:: Requirement ::
Rewrite the lines from the one holding "In the image" through the one holding "Segment this screenshot: for", inclusive, with "elements" changed to "items" and nothing else altered.

:: Data for this task ::
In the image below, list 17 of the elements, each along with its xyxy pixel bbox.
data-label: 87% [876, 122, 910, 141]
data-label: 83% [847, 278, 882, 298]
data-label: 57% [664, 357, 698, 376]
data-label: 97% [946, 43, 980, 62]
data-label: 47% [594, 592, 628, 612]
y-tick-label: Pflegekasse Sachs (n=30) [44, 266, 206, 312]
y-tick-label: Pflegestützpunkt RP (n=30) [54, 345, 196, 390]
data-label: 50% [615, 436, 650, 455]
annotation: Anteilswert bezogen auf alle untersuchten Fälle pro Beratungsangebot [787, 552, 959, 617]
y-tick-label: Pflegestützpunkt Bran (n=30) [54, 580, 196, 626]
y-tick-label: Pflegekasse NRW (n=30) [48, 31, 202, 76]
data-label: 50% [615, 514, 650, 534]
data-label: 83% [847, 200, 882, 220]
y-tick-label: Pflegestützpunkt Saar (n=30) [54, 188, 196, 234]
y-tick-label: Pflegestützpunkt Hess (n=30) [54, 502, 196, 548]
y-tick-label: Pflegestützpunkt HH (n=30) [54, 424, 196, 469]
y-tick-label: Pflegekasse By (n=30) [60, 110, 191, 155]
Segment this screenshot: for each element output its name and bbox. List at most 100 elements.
---
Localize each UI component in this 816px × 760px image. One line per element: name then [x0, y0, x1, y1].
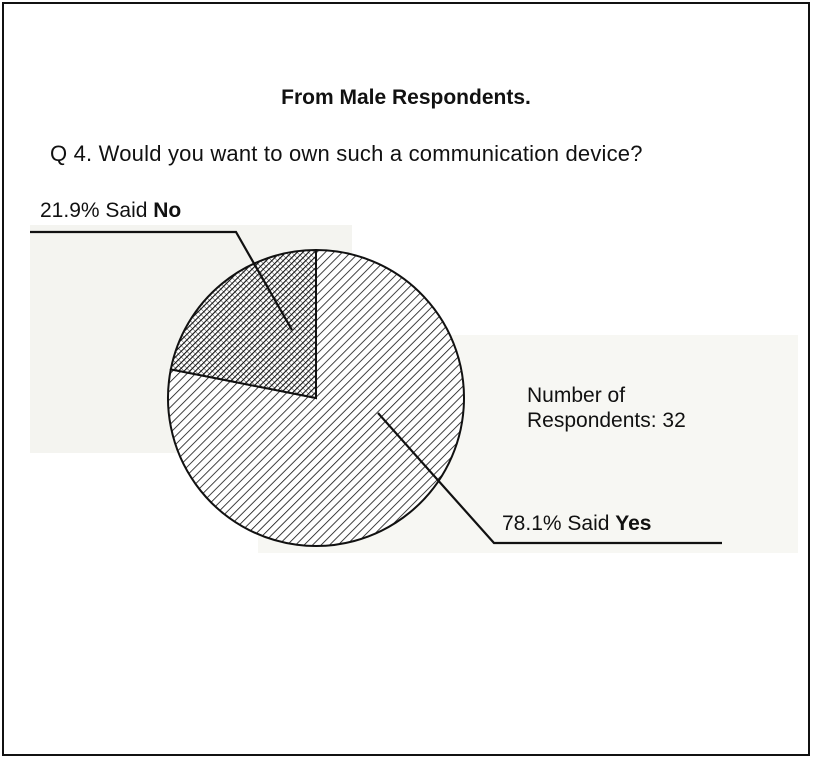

:: Solution ::
In the image below, list 17 of the items, each along with its xyxy pixel bbox.
data-label: 87% [876, 122, 910, 141]
data-label: 83% [847, 278, 882, 298]
data-label: 57% [664, 357, 698, 376]
data-label: 97% [946, 43, 980, 62]
data-label: 47% [594, 592, 628, 612]
y-tick-label: Pflegekasse Sachs (n=30) [44, 266, 206, 312]
y-tick-label: Pflegestützpunkt RP (n=30) [54, 345, 196, 390]
data-label: 50% [615, 436, 650, 455]
annotation: Anteilswert bezogen auf alle untersuchten Fälle pro Beratungsangebot [787, 552, 959, 617]
y-tick-label: Pflegestützpunkt Bran (n=30) [54, 580, 196, 626]
y-tick-label: Pflegekasse NRW (n=30) [48, 31, 202, 76]
data-label: 50% [615, 514, 650, 534]
data-label: 83% [847, 200, 882, 220]
y-tick-label: Pflegestützpunkt Saar (n=30) [54, 188, 196, 234]
y-tick-label: Pflegestützpunkt Hess (n=30) [54, 502, 196, 548]
y-tick-label: Pflegestützpunkt HH (n=30) [54, 424, 196, 469]
y-tick-label: Pflegekasse By (n=30) [60, 110, 191, 155]
Segment this screenshot: for each element output its name and bbox. List at most 100 items.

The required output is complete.